━━━━━ Stored rows
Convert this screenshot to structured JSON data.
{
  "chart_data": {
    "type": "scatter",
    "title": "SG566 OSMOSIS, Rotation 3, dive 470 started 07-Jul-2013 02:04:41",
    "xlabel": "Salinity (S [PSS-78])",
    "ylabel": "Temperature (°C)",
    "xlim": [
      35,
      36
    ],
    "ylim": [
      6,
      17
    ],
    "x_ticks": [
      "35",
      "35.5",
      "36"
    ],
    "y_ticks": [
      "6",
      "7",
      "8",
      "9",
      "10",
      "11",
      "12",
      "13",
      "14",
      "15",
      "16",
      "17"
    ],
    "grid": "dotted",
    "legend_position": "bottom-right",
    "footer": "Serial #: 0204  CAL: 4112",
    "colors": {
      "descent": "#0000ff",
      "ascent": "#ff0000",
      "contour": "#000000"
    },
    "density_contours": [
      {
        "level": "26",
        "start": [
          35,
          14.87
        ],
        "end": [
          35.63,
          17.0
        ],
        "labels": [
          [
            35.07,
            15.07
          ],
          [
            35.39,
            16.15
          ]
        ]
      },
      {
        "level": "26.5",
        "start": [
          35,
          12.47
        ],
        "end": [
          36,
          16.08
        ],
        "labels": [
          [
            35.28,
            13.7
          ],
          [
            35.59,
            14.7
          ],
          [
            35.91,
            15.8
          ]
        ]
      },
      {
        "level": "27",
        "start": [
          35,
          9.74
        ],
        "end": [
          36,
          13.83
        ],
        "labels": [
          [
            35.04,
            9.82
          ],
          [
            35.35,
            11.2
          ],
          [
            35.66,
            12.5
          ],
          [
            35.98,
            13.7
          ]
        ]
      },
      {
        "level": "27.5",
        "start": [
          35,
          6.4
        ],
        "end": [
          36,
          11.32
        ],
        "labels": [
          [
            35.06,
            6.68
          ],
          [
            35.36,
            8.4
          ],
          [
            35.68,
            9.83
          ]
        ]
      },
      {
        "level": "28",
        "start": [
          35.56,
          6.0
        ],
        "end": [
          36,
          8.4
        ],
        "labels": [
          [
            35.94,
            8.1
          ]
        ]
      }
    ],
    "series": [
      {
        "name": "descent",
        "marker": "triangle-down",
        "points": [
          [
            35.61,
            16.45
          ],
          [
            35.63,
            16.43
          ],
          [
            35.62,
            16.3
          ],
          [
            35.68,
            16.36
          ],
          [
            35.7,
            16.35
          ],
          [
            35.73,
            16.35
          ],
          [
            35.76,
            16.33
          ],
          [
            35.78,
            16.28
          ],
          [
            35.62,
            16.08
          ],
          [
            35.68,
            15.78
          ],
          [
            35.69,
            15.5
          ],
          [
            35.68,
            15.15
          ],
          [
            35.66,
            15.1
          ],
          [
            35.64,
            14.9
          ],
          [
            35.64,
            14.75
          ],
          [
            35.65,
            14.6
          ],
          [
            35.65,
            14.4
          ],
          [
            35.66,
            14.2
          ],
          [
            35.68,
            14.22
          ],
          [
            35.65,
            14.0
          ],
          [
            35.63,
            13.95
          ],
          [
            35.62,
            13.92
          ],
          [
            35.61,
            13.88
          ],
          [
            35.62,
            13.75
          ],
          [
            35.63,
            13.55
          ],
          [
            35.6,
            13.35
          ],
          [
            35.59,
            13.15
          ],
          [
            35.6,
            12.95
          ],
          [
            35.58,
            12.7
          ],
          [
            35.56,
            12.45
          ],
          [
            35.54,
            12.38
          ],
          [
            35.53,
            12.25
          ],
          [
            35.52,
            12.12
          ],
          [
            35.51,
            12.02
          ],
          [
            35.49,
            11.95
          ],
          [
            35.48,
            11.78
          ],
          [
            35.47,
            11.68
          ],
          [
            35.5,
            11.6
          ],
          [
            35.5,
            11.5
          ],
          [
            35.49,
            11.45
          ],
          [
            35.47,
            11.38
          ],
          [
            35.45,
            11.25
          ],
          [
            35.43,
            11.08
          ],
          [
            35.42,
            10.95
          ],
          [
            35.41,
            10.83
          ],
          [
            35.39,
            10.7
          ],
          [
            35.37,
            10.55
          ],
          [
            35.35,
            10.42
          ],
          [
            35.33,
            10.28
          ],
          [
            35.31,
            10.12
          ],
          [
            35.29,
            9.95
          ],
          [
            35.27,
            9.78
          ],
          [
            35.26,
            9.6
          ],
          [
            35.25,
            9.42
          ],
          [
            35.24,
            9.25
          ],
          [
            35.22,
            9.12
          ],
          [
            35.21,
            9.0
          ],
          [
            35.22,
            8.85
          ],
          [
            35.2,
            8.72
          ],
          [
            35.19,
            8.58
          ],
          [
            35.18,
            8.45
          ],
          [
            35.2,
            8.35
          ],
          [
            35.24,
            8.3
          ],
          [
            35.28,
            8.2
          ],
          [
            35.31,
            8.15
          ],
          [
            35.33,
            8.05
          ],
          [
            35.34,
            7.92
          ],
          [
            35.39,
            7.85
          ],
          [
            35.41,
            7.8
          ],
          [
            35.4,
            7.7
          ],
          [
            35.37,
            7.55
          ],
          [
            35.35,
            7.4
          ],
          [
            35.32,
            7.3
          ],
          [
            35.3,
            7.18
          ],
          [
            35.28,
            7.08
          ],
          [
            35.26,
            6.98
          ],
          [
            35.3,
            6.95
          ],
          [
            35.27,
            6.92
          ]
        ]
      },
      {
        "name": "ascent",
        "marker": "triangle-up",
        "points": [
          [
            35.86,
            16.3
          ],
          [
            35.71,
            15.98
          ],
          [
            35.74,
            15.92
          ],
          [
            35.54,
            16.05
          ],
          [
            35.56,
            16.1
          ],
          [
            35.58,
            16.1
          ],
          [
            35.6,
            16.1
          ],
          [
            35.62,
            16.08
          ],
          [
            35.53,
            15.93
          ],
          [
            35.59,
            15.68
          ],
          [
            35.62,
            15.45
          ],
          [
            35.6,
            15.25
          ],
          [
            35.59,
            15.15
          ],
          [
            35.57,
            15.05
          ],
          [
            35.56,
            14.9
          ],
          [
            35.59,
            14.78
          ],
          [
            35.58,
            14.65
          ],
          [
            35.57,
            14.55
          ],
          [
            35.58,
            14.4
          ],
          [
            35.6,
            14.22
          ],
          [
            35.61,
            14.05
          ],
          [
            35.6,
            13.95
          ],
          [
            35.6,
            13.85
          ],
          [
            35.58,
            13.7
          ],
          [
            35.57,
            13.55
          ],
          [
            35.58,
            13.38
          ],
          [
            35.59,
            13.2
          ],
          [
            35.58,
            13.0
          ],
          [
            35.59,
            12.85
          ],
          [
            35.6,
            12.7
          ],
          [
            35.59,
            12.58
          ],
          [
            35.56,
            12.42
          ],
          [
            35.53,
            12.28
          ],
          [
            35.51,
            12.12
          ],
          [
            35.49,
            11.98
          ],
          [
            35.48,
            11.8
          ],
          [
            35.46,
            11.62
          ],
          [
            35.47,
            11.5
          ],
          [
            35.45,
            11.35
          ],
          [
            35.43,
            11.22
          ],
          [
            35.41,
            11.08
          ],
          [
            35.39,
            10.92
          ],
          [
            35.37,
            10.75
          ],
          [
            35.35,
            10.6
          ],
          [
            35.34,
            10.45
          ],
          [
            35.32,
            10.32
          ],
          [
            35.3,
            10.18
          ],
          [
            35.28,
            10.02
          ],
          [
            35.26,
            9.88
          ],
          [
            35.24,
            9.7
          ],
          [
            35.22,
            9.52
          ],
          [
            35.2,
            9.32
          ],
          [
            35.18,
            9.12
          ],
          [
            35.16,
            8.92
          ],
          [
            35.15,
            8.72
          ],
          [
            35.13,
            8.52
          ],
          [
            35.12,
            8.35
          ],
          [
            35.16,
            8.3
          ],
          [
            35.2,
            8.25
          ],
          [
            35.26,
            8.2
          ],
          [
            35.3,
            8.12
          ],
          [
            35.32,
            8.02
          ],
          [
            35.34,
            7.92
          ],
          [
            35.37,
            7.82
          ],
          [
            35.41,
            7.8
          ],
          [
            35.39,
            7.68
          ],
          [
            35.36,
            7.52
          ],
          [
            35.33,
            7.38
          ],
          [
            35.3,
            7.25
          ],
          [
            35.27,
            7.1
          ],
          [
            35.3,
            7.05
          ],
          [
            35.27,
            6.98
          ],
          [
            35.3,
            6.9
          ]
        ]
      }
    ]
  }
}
━━━━━━━━━━
> _Exercise details_
List every line in the records above that contains the word "marker".

> _Result of this task_
        "marker": "triangle-down",
        "marker": "triangle-up",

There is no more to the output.